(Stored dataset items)

"""

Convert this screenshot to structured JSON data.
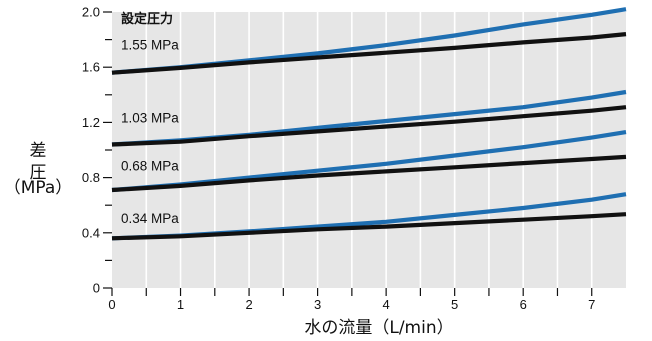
{
  "chart_data": {
    "type": "line",
    "xlabel": "水の流量（L/min）",
    "ylabel_parts": [
      "差",
      "圧",
      "（MPa）"
    ],
    "xlim": [
      0,
      7.5
    ],
    "ylim": [
      0,
      2.0
    ],
    "x_ticks": [
      0,
      1,
      2,
      3,
      4,
      5,
      6,
      7
    ],
    "x_tick_labels": [
      "0",
      "1",
      "2",
      "3",
      "4",
      "5",
      "6",
      "7"
    ],
    "x_minor_ticks": [
      0.5,
      1.5,
      2.5,
      3.5,
      4.5,
      5.5,
      6.5
    ],
    "y_ticks": [
      0,
      0.4,
      0.8,
      1.2,
      1.6,
      2.0
    ],
    "y_tick_labels": [
      "0",
      "0.4",
      "0.8",
      "1.2",
      "1.6",
      "2.0"
    ],
    "y_minor_ticks": [
      0.2,
      0.6,
      1.0,
      1.4,
      1.8
    ],
    "background": "#e6e6e6",
    "grid": "vertical",
    "colors": {
      "blue": "#1f6fb2",
      "black": "#111111",
      "grid": "#ffffff"
    },
    "legend_title": "設定圧力",
    "set_pressure_labels": [
      "1.55 MPa",
      "1.03 MPa",
      "0.68 MPa",
      "0.34 MPa"
    ],
    "series": [
      {
        "color": "blue",
        "x": [
          0,
          1,
          2,
          3,
          4,
          5,
          6,
          7,
          7.5
        ],
        "y": [
          1.56,
          1.6,
          1.65,
          1.7,
          1.76,
          1.83,
          1.91,
          1.98,
          2.02
        ]
      },
      {
        "color": "black",
        "x": [
          0,
          1,
          2,
          3,
          4,
          5,
          6,
          7,
          7.5
        ],
        "y": [
          1.56,
          1.595,
          1.635,
          1.67,
          1.705,
          1.74,
          1.78,
          1.815,
          1.84
        ]
      },
      {
        "color": "blue",
        "x": [
          0,
          1,
          2,
          3,
          4,
          5,
          6,
          7,
          7.5
        ],
        "y": [
          1.04,
          1.07,
          1.11,
          1.16,
          1.21,
          1.26,
          1.31,
          1.38,
          1.42
        ]
      },
      {
        "color": "black",
        "x": [
          0,
          1,
          2,
          3,
          4,
          5,
          6,
          7,
          7.5
        ],
        "y": [
          1.04,
          1.06,
          1.1,
          1.135,
          1.17,
          1.205,
          1.245,
          1.285,
          1.31
        ]
      },
      {
        "color": "blue",
        "x": [
          0,
          1,
          2,
          3,
          4,
          5,
          6,
          7,
          7.5
        ],
        "y": [
          0.71,
          0.75,
          0.8,
          0.85,
          0.9,
          0.96,
          1.02,
          1.09,
          1.13
        ]
      },
      {
        "color": "black",
        "x": [
          0,
          1,
          2,
          3,
          4,
          5,
          6,
          7,
          7.5
        ],
        "y": [
          0.71,
          0.74,
          0.78,
          0.815,
          0.845,
          0.875,
          0.905,
          0.935,
          0.95
        ]
      },
      {
        "color": "blue",
        "x": [
          0,
          1,
          2,
          3,
          4,
          5,
          6,
          7,
          7.5
        ],
        "y": [
          0.36,
          0.38,
          0.41,
          0.445,
          0.48,
          0.53,
          0.58,
          0.64,
          0.68
        ]
      },
      {
        "color": "black",
        "x": [
          0,
          1,
          2,
          3,
          4,
          5,
          6,
          7,
          7.5
        ],
        "y": [
          0.36,
          0.375,
          0.4,
          0.425,
          0.445,
          0.47,
          0.495,
          0.52,
          0.535
        ]
      }
    ]
  }
}
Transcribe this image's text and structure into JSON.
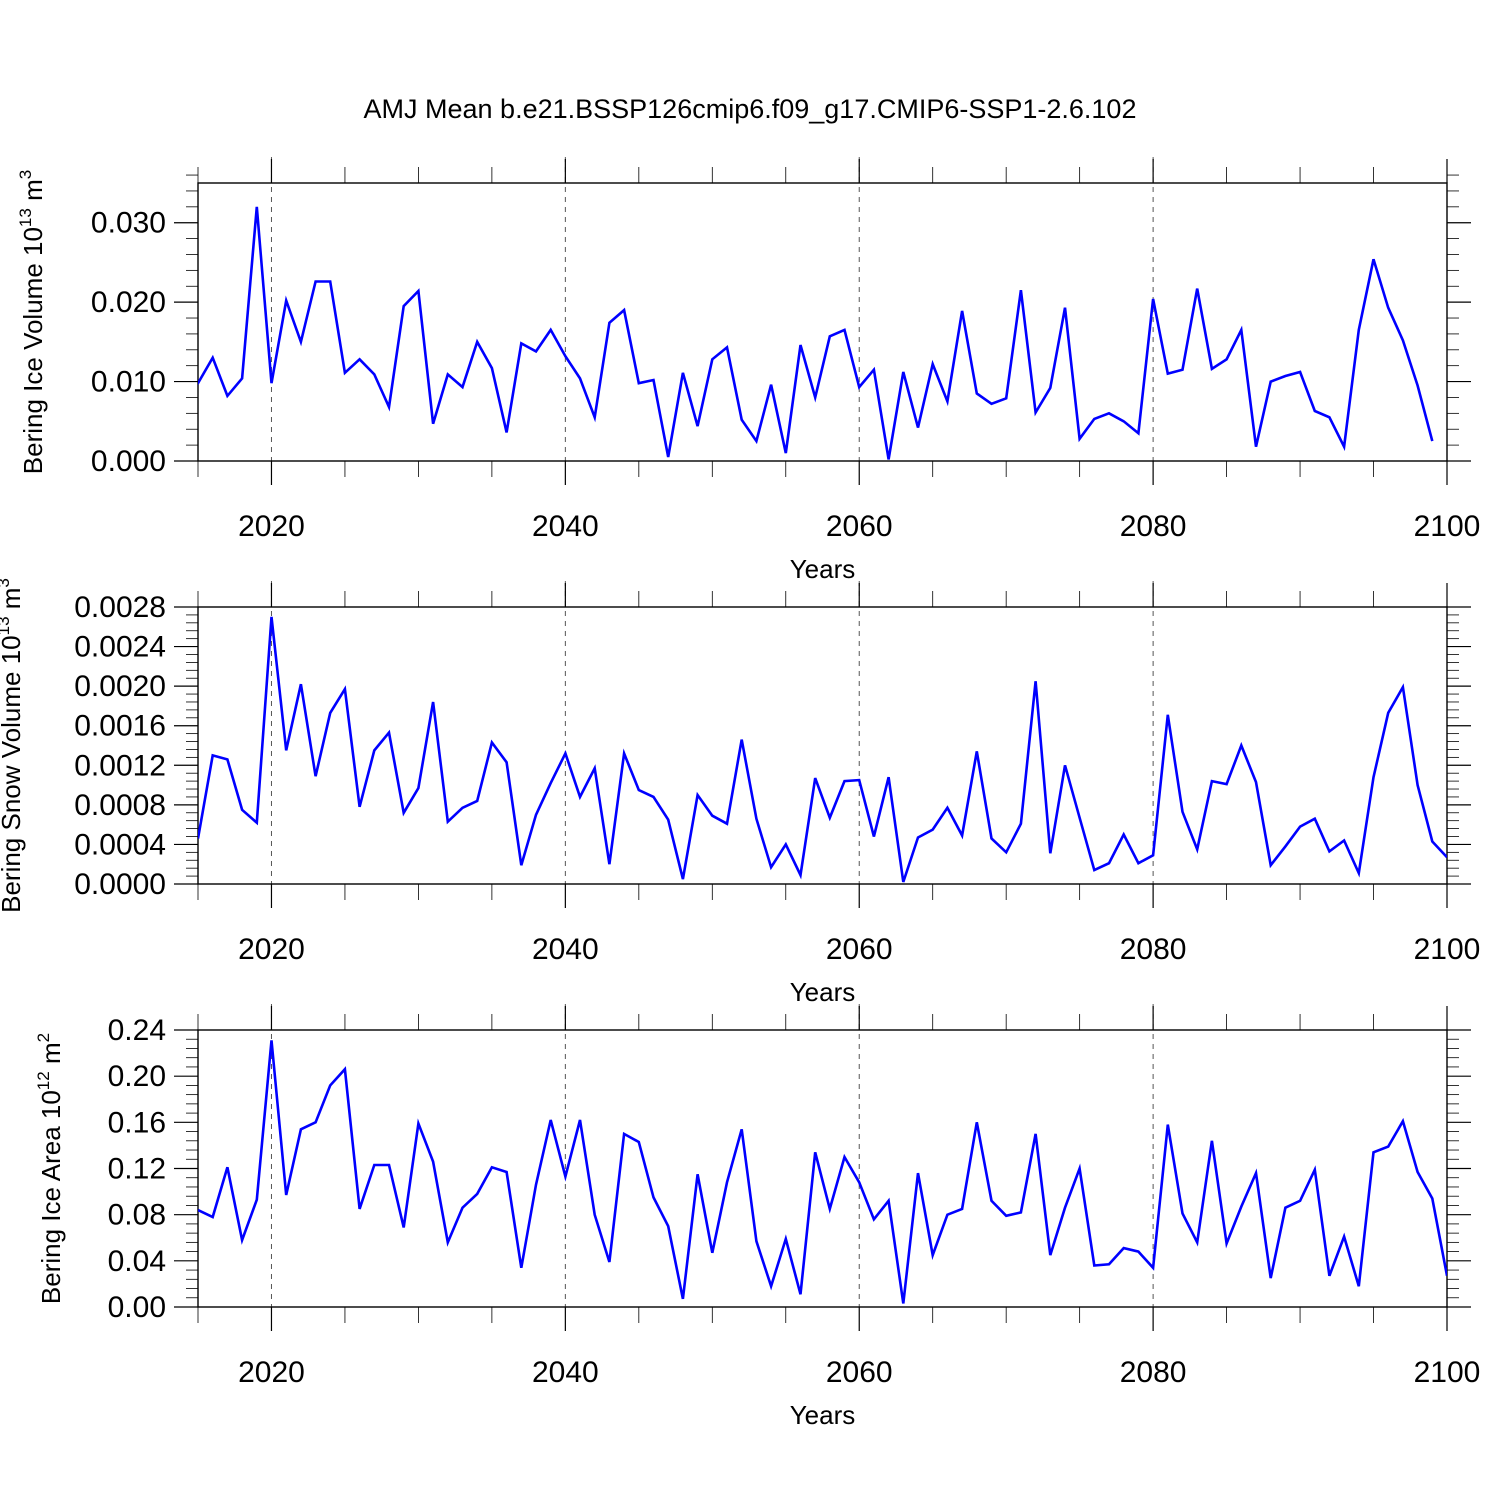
{
  "title": "AMJ Mean b.e21.BSSP126cmip6.f09_g17.CMIP6-SSP1-2.6.102",
  "colors": {
    "line": "#0000ff",
    "grid": "#555555",
    "axis": "#000000"
  },
  "chart_data": [
    {
      "type": "line",
      "id": "ice_volume",
      "ylabel": "Bering Ice Volume 10",
      "ylabel_exp": "13",
      "ylabel_unit": " m",
      "ylabel_unit_exp": "3",
      "xlabel": "Years",
      "xlim": [
        2015,
        2100
      ],
      "ylim": [
        0,
        0.035
      ],
      "xticks": [
        2020,
        2040,
        2060,
        2080,
        2100
      ],
      "xtick_labels": [
        "2020",
        "2040",
        "2060",
        "2080",
        "2100"
      ],
      "yticks": [
        0,
        0.01,
        0.02,
        0.03
      ],
      "ytick_labels": [
        "0.000",
        "0.010",
        "0.020",
        "0.030"
      ],
      "grid": "x-dashed",
      "x_start": 2014,
      "series": [
        {
          "values": [
            0.0096,
            0.0098,
            0.013,
            0.0082,
            0.0104,
            0.032,
            0.0098,
            0.0202,
            0.015,
            0.0226,
            0.0226,
            0.0111,
            0.0128,
            0.0109,
            0.0068,
            0.0195,
            0.0214,
            0.0047,
            0.0109,
            0.0093,
            0.015,
            0.0117,
            0.0036,
            0.0148,
            0.0138,
            0.0165,
            0.0132,
            0.0104,
            0.0055,
            0.0174,
            0.019,
            0.0098,
            0.0102,
            0.0005,
            0.0111,
            0.0044,
            0.0128,
            0.0143,
            0.0052,
            0.0025,
            0.0096,
            0.001,
            0.0146,
            0.008,
            0.0157,
            0.0165,
            0.0093,
            0.0115,
            0.0002,
            0.0112,
            0.0042,
            0.0122,
            0.0075,
            0.0189,
            0.0085,
            0.0072,
            0.0079,
            0.0215,
            0.0061,
            0.0092,
            0.0193,
            0.0028,
            0.0053,
            0.006,
            0.005,
            0.0035,
            0.0204,
            0.011,
            0.0115,
            0.0217,
            0.0116,
            0.0128,
            0.0165,
            0.0018,
            0.01,
            0.0107,
            0.0112,
            0.0063,
            0.0055,
            0.0018,
            0.0165,
            0.0254,
            0.0193,
            0.0152,
            0.0095,
            0.0025
          ]
        }
      ]
    },
    {
      "type": "line",
      "id": "snow_volume",
      "ylabel": "Bering Snow Volume 10",
      "ylabel_exp": "13",
      "ylabel_unit": " m",
      "ylabel_unit_exp": "3",
      "xlabel": "Years",
      "xlim": [
        2015,
        2100
      ],
      "ylim": [
        0,
        0.0028
      ],
      "xticks": [
        2020,
        2040,
        2060,
        2080,
        2100
      ],
      "xtick_labels": [
        "2020",
        "2040",
        "2060",
        "2080",
        "2100"
      ],
      "yticks": [
        0,
        0.0004,
        0.0008,
        0.0012,
        0.0016,
        0.002,
        0.0024,
        0.0028
      ],
      "ytick_labels": [
        "0.0000",
        "0.0004",
        "0.0008",
        "0.0012",
        "0.0016",
        "0.0020",
        "0.0024",
        "0.0028"
      ],
      "grid": "x-dashed",
      "x_start": 2015,
      "series": [
        {
          "values": [
            0.00046,
            0.0013,
            0.00126,
            0.00075,
            0.00062,
            0.0027,
            0.00135,
            0.00202,
            0.00109,
            0.00173,
            0.00197,
            0.00078,
            0.00135,
            0.00153,
            0.00072,
            0.00097,
            0.00184,
            0.00063,
            0.00077,
            0.00084,
            0.00143,
            0.00123,
            0.00019,
            0.0007,
            0.00102,
            0.00132,
            0.00088,
            0.00117,
            0.0002,
            0.00132,
            0.00095,
            0.00088,
            0.00065,
            5e-05,
            0.0009,
            0.00069,
            0.00061,
            0.00146,
            0.00066,
            0.00017,
            0.0004,
            9e-05,
            0.00107,
            0.00067,
            0.00104,
            0.00105,
            0.00048,
            0.00108,
            2e-05,
            0.00047,
            0.00055,
            0.00077,
            0.00049,
            0.00134,
            0.00046,
            0.00032,
            0.00061,
            0.00205,
            0.00031,
            0.0012,
            0.00067,
            0.00014,
            0.00021,
            0.0005,
            0.00021,
            0.00029,
            0.00171,
            0.00073,
            0.00035,
            0.00104,
            0.00101,
            0.0014,
            0.00103,
            0.00019,
            0.00038,
            0.00058,
            0.00066,
            0.00033,
            0.00044,
            0.00011,
            0.00108,
            0.00173,
            0.00199,
            0.001,
            0.00043,
            0.00027
          ]
        }
      ]
    },
    {
      "type": "line",
      "id": "ice_area",
      "ylabel": "Bering Ice Area 10",
      "ylabel_exp": "12",
      "ylabel_unit": " m",
      "ylabel_unit_exp": "2",
      "xlabel": "Years",
      "xlim": [
        2015,
        2100
      ],
      "ylim": [
        0,
        0.24
      ],
      "xticks": [
        2020,
        2040,
        2060,
        2080,
        2100
      ],
      "xtick_labels": [
        "2020",
        "2040",
        "2060",
        "2080",
        "2100"
      ],
      "yticks": [
        0,
        0.04,
        0.08,
        0.12,
        0.16,
        0.2,
        0.24
      ],
      "ytick_labels": [
        "0.00",
        "0.04",
        "0.08",
        "0.12",
        "0.16",
        "0.20",
        "0.24"
      ],
      "grid": "x-dashed",
      "x_start": 2015,
      "series": [
        {
          "values": [
            0.084,
            0.078,
            0.121,
            0.058,
            0.093,
            0.231,
            0.097,
            0.154,
            0.16,
            0.192,
            0.206,
            0.085,
            0.123,
            0.123,
            0.069,
            0.159,
            0.126,
            0.056,
            0.086,
            0.098,
            0.121,
            0.117,
            0.034,
            0.106,
            0.162,
            0.113,
            0.162,
            0.08,
            0.039,
            0.15,
            0.143,
            0.095,
            0.07,
            0.007,
            0.115,
            0.047,
            0.108,
            0.154,
            0.057,
            0.018,
            0.059,
            0.011,
            0.134,
            0.085,
            0.13,
            0.108,
            0.076,
            0.092,
            0.003,
            0.116,
            0.045,
            0.08,
            0.085,
            0.16,
            0.092,
            0.079,
            0.082,
            0.15,
            0.045,
            0.086,
            0.12,
            0.036,
            0.037,
            0.051,
            0.048,
            0.034,
            0.158,
            0.081,
            0.056,
            0.144,
            0.055,
            0.087,
            0.116,
            0.025,
            0.086,
            0.092,
            0.119,
            0.027,
            0.061,
            0.018,
            0.134,
            0.139,
            0.161,
            0.117,
            0.094,
            0.027
          ]
        }
      ]
    }
  ]
}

"""

* **YOUR GOAL**:
Count the lines that hold the string "JSON" and state that number alone.

* **RESULT FOR THIS TASK**:
2